<<<<

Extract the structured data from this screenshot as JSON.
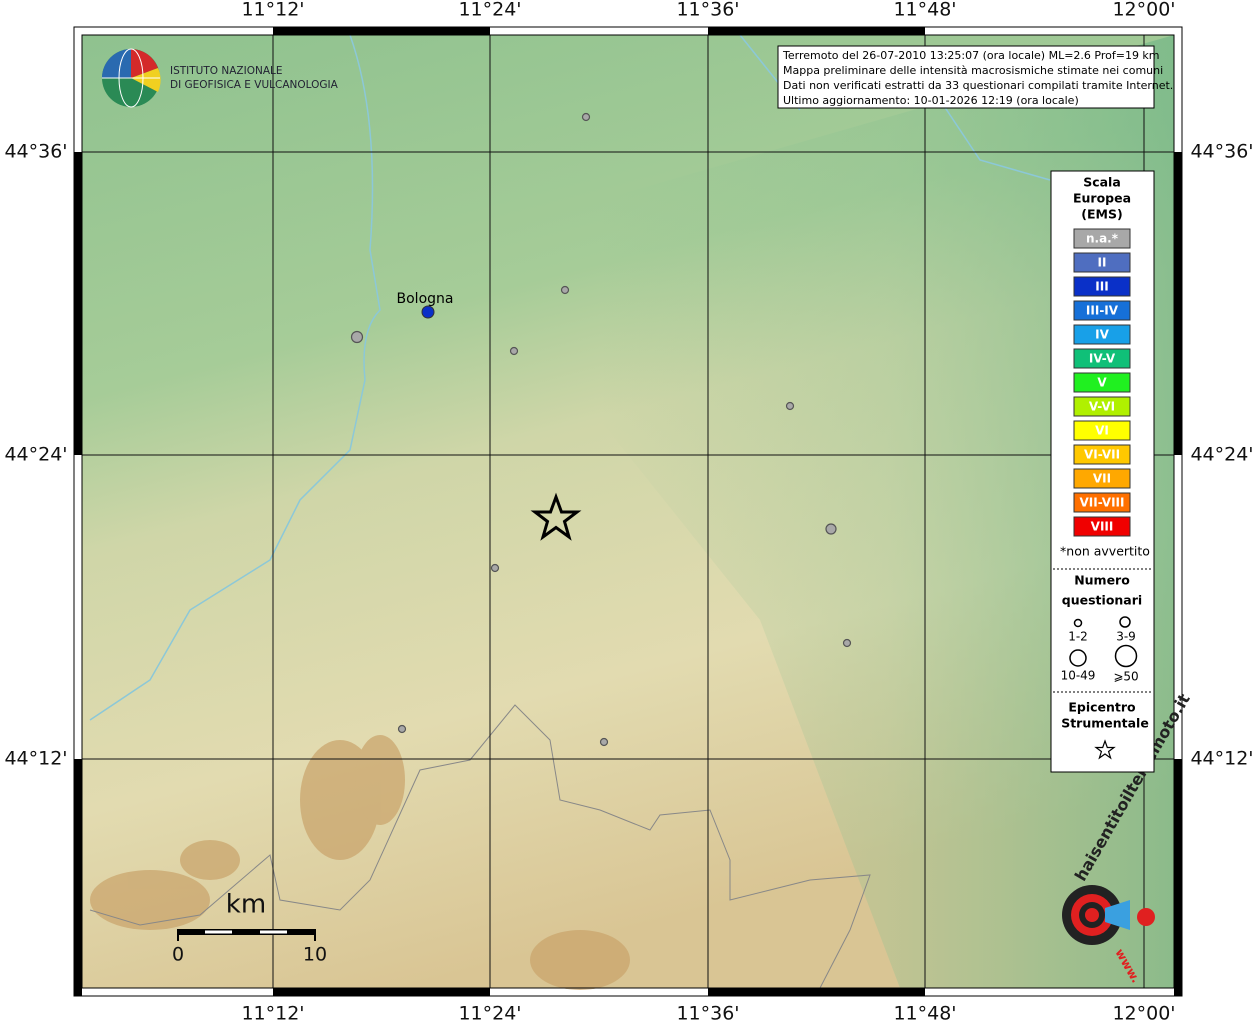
{
  "header": {
    "institute": [
      "ISTITUTO NAZIONALE",
      "DI GEOFISICA E VULCANOLOGIA"
    ]
  },
  "info": [
    "Terremoto del 26-07-2010 13:25:07 (ora locale) ML=2.6 Prof=19 km",
    "Mappa preliminare delle intensità macrosismiche stimate nei comuni",
    "Dati non verificati estratti da 33 questionari compilati tramite Internet.",
    "Ultimo aggiornamento: 10-01-2026 12:19 (ora locale)"
  ],
  "axes": {
    "lon": [
      "11°12'",
      "11°24'",
      "11°36'",
      "11°48'",
      "12°00'"
    ],
    "lat": [
      "44°36'",
      "44°24'",
      "44°12'"
    ]
  },
  "places": [
    {
      "label": "Bologna"
    }
  ],
  "legend": {
    "scale_title": [
      "Scala",
      "Europea",
      "(EMS)"
    ],
    "classes": [
      {
        "label": "n.a.*",
        "color": "#a8a8a8"
      },
      {
        "label": "II",
        "color": "#4f6ec0"
      },
      {
        "label": "III",
        "color": "#0a30c8"
      },
      {
        "label": "III-IV",
        "color": "#1670d8"
      },
      {
        "label": "IV",
        "color": "#18a0e8"
      },
      {
        "label": "IV-V",
        "color": "#10c078"
      },
      {
        "label": "V",
        "color": "#20f020"
      },
      {
        "label": "V-VI",
        "color": "#b0f000"
      },
      {
        "label": "VI",
        "color": "#ffff00"
      },
      {
        "label": "VI-VII",
        "color": "#ffc800"
      },
      {
        "label": "VII",
        "color": "#ffa800"
      },
      {
        "label": "VII-VIII",
        "color": "#ff7000"
      },
      {
        "label": "VIII",
        "color": "#f00000"
      }
    ],
    "note": "*non avvertito",
    "count_title": [
      "Numero",
      "questionari"
    ],
    "sizes": [
      "1-2",
      "3-9",
      "10-49",
      "⩾50"
    ],
    "epicenter_title": [
      "Epicentro",
      "Strumentale"
    ]
  },
  "scalebar": {
    "unit": "km",
    "labels": [
      "0",
      "10"
    ]
  },
  "logo": {
    "text": "haisentitoilterremoto.it",
    "url": "www."
  }
}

>>>>

Written problem — Could you repeat all of the material exactly? Pictures should not be copied.

Output for this task —
Extract the structured data from this screenshot as JSON.
{
  "header": {
    "institute": [
      "ISTITUTO NAZIONALE",
      "DI GEOFISICA E VULCANOLOGIA"
    ]
  },
  "info": [
    "Terremoto del 26-07-2010 13:25:07 (ora locale) ML=2.6 Prof=19 km",
    "Mappa preliminare delle intensità macrosismiche stimate nei comuni",
    "Dati non verificati estratti da 33 questionari compilati tramite Internet.",
    "Ultimo aggiornamento: 10-01-2026 12:19 (ora locale)"
  ],
  "axes": {
    "lon": [
      "11°12'",
      "11°24'",
      "11°36'",
      "11°48'",
      "12°00'"
    ],
    "lat": [
      "44°36'",
      "44°24'",
      "44°12'"
    ]
  },
  "places": [
    {
      "label": "Bologna"
    }
  ],
  "legend": {
    "scale_title": [
      "Scala",
      "Europea",
      "(EMS)"
    ],
    "classes": [
      {
        "label": "n.a.*",
        "color": "#a8a8a8"
      },
      {
        "label": "II",
        "color": "#4f6ec0"
      },
      {
        "label": "III",
        "color": "#0a30c8"
      },
      {
        "label": "III-IV",
        "color": "#1670d8"
      },
      {
        "label": "IV",
        "color": "#18a0e8"
      },
      {
        "label": "IV-V",
        "color": "#10c078"
      },
      {
        "label": "V",
        "color": "#20f020"
      },
      {
        "label": "V-VI",
        "color": "#b0f000"
      },
      {
        "label": "VI",
        "color": "#ffff00"
      },
      {
        "label": "VI-VII",
        "color": "#ffc800"
      },
      {
        "label": "VII",
        "color": "#ffa800"
      },
      {
        "label": "VII-VIII",
        "color": "#ff7000"
      },
      {
        "label": "VIII",
        "color": "#f00000"
      }
    ],
    "note": "*non avvertito",
    "count_title": [
      "Numero",
      "questionari"
    ],
    "sizes": [
      "1-2",
      "3-9",
      "10-49",
      "⩾50"
    ],
    "epicenter_title": [
      "Epicentro",
      "Strumentale"
    ]
  },
  "scalebar": {
    "unit": "km",
    "labels": [
      "0",
      "10"
    ]
  },
  "logo": {
    "text": "haisentitoilterremoto.it",
    "url": "www."
  }
}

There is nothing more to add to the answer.